What to do → Return the exact lines spanning from the line with "Extract all readable text from this page." through the last line of the entries, boundaries included, and no others.

Records for processing →
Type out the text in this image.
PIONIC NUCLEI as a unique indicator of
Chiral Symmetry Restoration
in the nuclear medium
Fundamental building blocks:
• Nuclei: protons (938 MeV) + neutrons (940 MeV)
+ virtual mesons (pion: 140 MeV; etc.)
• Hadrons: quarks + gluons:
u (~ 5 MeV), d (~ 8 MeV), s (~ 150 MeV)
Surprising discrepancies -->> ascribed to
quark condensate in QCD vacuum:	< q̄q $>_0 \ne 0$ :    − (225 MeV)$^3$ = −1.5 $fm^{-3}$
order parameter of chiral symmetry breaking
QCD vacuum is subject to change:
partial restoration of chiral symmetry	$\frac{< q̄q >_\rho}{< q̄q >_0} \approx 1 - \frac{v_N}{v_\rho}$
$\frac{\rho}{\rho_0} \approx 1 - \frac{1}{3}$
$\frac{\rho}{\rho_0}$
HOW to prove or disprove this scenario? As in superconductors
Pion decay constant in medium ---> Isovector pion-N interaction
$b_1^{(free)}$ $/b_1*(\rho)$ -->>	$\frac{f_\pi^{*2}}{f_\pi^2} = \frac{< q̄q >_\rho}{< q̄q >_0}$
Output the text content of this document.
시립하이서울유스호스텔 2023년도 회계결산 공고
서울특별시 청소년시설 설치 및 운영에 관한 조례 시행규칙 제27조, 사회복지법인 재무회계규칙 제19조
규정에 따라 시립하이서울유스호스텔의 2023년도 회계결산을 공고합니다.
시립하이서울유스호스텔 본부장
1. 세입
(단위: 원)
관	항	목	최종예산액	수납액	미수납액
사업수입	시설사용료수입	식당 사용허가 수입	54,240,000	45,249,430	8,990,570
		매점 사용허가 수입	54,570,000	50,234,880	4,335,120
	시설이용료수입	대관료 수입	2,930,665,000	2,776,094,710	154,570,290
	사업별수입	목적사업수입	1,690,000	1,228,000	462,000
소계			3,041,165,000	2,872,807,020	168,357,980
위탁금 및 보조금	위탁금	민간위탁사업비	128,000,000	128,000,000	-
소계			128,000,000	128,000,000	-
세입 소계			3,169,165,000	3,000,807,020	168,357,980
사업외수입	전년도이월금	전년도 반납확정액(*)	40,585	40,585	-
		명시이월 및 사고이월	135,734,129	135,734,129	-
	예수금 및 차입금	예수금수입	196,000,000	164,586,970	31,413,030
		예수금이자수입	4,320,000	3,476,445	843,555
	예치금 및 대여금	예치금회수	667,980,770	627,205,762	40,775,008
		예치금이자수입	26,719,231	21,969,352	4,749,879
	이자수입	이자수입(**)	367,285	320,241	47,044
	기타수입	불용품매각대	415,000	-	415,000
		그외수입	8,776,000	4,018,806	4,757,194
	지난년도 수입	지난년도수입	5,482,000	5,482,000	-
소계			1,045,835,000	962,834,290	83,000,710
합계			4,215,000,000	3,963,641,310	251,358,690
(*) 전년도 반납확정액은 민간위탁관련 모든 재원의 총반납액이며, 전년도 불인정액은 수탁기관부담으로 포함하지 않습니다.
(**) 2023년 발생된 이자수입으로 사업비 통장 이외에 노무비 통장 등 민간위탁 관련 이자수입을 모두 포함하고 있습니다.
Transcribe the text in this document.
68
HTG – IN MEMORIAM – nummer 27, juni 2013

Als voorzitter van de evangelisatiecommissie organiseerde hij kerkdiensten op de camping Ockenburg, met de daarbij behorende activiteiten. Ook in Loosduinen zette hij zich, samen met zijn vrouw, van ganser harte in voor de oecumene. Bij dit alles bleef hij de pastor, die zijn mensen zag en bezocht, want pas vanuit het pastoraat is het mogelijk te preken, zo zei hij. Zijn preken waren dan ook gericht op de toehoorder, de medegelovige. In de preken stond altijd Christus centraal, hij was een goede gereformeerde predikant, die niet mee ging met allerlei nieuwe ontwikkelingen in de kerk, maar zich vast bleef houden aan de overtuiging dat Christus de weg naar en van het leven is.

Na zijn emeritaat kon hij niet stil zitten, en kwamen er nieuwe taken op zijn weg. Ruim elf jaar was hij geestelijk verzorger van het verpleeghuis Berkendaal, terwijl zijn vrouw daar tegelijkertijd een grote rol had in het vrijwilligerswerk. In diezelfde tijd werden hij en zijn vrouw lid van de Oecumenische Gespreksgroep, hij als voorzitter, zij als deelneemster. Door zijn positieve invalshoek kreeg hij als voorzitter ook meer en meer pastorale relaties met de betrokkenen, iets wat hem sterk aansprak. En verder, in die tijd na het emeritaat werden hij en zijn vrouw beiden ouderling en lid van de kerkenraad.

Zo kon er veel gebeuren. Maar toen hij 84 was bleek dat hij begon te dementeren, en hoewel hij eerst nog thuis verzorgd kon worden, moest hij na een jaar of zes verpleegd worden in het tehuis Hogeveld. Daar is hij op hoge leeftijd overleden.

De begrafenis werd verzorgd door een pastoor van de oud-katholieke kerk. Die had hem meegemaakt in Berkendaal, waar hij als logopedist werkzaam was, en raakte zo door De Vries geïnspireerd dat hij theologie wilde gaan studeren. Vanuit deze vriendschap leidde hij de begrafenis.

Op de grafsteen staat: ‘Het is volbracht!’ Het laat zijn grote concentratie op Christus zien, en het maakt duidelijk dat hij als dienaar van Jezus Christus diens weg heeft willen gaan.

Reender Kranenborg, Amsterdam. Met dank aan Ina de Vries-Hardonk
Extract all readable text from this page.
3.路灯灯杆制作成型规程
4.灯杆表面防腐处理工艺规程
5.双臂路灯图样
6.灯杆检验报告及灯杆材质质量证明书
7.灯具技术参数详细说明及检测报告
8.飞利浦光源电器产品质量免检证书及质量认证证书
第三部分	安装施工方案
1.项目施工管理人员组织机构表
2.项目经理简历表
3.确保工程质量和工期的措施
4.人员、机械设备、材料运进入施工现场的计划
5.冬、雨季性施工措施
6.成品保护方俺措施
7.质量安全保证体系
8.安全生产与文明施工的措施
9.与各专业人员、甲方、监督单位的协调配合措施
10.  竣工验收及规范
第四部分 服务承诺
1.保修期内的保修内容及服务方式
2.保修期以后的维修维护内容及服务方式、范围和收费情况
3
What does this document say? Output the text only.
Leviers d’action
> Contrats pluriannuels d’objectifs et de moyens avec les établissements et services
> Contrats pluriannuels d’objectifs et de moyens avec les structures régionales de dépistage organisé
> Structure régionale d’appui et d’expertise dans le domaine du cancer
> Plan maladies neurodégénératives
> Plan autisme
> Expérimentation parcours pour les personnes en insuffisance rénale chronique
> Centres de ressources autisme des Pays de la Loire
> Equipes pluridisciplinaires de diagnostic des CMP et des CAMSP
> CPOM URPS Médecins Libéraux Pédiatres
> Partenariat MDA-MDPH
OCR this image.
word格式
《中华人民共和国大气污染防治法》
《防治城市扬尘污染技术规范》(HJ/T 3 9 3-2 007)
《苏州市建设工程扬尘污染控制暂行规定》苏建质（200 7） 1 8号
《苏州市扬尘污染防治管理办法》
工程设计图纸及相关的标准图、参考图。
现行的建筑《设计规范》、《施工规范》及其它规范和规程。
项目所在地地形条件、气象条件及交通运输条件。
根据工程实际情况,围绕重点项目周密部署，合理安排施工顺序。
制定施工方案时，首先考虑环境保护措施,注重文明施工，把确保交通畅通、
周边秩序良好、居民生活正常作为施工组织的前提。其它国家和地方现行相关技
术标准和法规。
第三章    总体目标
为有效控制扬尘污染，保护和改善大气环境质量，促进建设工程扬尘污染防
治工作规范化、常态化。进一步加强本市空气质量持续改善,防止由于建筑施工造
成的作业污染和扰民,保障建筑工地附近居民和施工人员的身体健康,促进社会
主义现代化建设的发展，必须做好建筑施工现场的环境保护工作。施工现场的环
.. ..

Answer in full →
Extract all readable text from this page.
3.路灯灯杆制作成型规程
4.灯杆表面防腐处理工艺规程
5.双臂路灯图样
6.灯杆检验报告及灯杆材质质量证明书
7.灯具技术参数详细说明及检测报告
8.飞利浦光源电器产品质量免检证书及质量认证证书
第三部分	安装施工方案
1.项目施工管理人员组织机构表
2.项目经理简历表
3.确保工程质量和工期的措施
4.人员、机械设备、材料运进入施工现场的计划
5.冬、雨季性施工措施
6.成品保护方俺措施
7.质量安全保证体系
8.安全生产与文明施工的措施
9.与各专业人员、甲方、监督单位的协调配合措施
10.  竣工验收及规范
第四部分 服务承诺
1.保修期内的保修内容及服务方式
2.保修期以后的维修维护内容及服务方式、范围和收费情况
3
What does this document say? Output the text only.
Leviers d’action
> Contrats pluriannuels d’objectifs et de moyens avec les établissements et services
> Contrats pluriannuels d’objectifs et de moyens avec les structures régionales de dépistage organisé
> Structure régionale d’appui et d’expertise dans le domaine du cancer
> Plan maladies neurodégénératives
> Plan autisme
> Expérimentation parcours pour les personnes en insuffisance rénale chronique
> Centres de ressources autisme des Pays de la Loire
> Equipes pluridisciplinaires de diagnostic des CMP et des CAMSP
> CPOM URPS Médecins Libéraux Pédiatres
> Partenariat MDA-MDPH
OCR this image.
word格式
《中华人民共和国大气污染防治法》
《防治城市扬尘污染技术规范》(HJ/T 3 9 3-2 007)
《苏州市建设工程扬尘污染控制暂行规定》苏建质（200 7） 1 8号
《苏州市扬尘污染防治管理办法》
工程设计图纸及相关的标准图、参考图。
现行的建筑《设计规范》、《施工规范》及其它规范和规程。
项目所在地地形条件、气象条件及交通运输条件。
根据工程实际情况,围绕重点项目周密部署，合理安排施工顺序。
制定施工方案时，首先考虑环境保护措施,注重文明施工，把确保交通畅通、
周边秩序良好、居民生活正常作为施工组织的前提。其它国家和地方现行相关技
术标准和法规。
第三章    总体目标
为有效控制扬尘污染，保护和改善大气环境质量，促进建设工程扬尘污染防
治工作规范化、常态化。进一步加强本市空气质量持续改善,防止由于建筑施工造
成的作业污染和扰民,保障建筑工地附近居民和施工人员的身体健康,促进社会
主义现代化建设的发展，必须做好建筑施工现场的环境保护工作。施工现场的环
.. ..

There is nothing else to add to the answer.